→ Task prompt
Leave out the pictures and repeat the data exactly.

[start]

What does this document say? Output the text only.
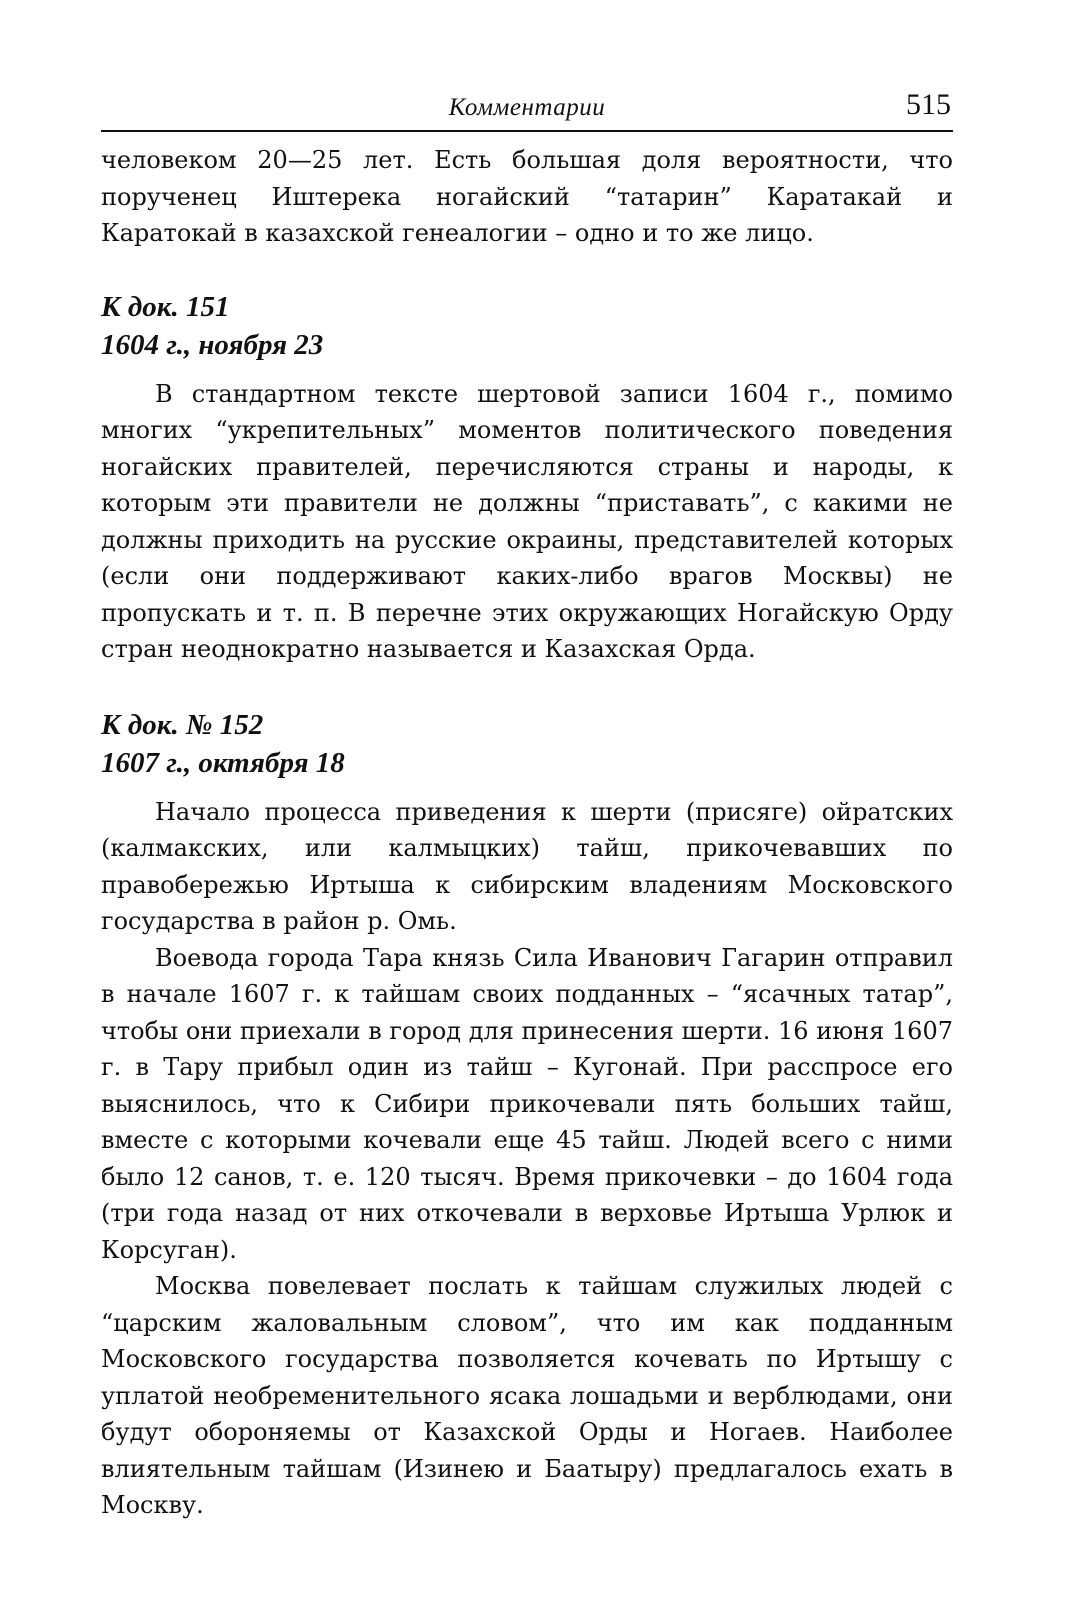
Комментарии	515

человеком 20—25 лет. Есть большая доля вероятности, что порученец Иштерека ногайский “татарин” Каратакай и Каратокай в казахской генеалогии – одно и то же лицо.

К док. 151
1604 г., ноября 23

В стандартном тексте шертовой записи 1604 г., помимо многих “укрепительных” моментов политического поведения ногайских правителей, перечисляются страны и народы, к которым эти правители не должны “приставать”, с какими не должны приходить на русские окраины, представителей которых (если они поддерживают каких-либо врагов Москвы) не пропускать и т. п. В перечне этих окружающих Ногайскую Орду стран неоднократно называется и Казахская Орда.

К док. № 152
1607 г., октября 18

Начало процесса приведения к шерти (присяге) ойратских (калмакских, или калмыцких) тайш, прикочевавших по правобережью Иртыша к сибирским владениям Московского государства в район р. Омь.

Воевода города Тара князь Сила Иванович Гагарин отправил в начале 1607 г. к тайшам своих подданных – “ясачных татар”, чтобы они приехали в город для принесения шерти. 16 июня 1607 г. в Тару прибыл один из тайш – Кугонай. При расспросе его выяснилось, что к Сибири прикочевали пять больших тайш, вместе с которыми кочевали еще 45 тайш. Людей всего с ними было 12 санов, т. е. 120 тысяч. Время прикочевки – до 1604 года (три года назад от них откочевали в верховье Иртыша Урлюк и Корсуган).

Москва повелевает послать к тайшам служилых людей с “царским жаловальным словом”, что им как подданным Московского государства позволяется кочевать по Иртышу с уплатой необременительного ясака лошадьми и верблюдами, они будут обороняемы от Казахской Орды и Ногаев. Наиболее влиятельным тайшам (Изинею и Баатыру) предлагалось ехать в Москву.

[end]

→ Exercise result
What does this document say? Output the text only.
Комментарии	515

человеком 20—25 лет. Есть большая доля вероятности, что порученец Иштерека ногайский “татарин” Каратакай и Каратокай в казахской генеалогии – одно и то же лицо.

К док. 151
1604 г., ноября 23

В стандартном тексте шертовой записи 1604 г., помимо многих “укрепительных” моментов политического поведения ногайских правителей, перечисляются страны и народы, к которым эти правители не должны “приставать”, с какими не должны приходить на русские окраины, представителей которых (если они поддерживают каких-либо врагов Москвы) не пропускать и т. п. В перечне этих окружающих Ногайскую Орду стран неоднократно называется и Казахская Орда.

К док. № 152
1607 г., октября 18

Начало процесса приведения к шерти (присяге) ойратских (калмакских, или калмыцких) тайш, прикочевавших по правобережью Иртыша к сибирским владениям Московского государства в район р. Омь.

Воевода города Тара князь Сила Иванович Гагарин отправил в начале 1607 г. к тайшам своих подданных – “ясачных татар”, чтобы они приехали в город для принесения шерти. 16 июня 1607 г. в Тару прибыл один из тайш – Кугонай. При расспросе его выяснилось, что к Сибири прикочевали пять больших тайш, вместе с которыми кочевали еще 45 тайш. Людей всего с ними было 12 санов, т. е. 120 тысяч. Время прикочевки – до 1604 года (три года назад от них откочевали в верховье Иртыша Урлюк и Корсуган).

Москва повелевает послать к тайшам служилых людей с “царским жаловальным словом”, что им как подданным Московского государства позволяется кочевать по Иртышу с уплатой необременительного ясака лошадьми и верблюдами, они будут обороняемы от Казахской Орды и Ногаев. Наиболее влиятельным тайшам (Изинею и Баатыру) предлагалось ехать в Москву.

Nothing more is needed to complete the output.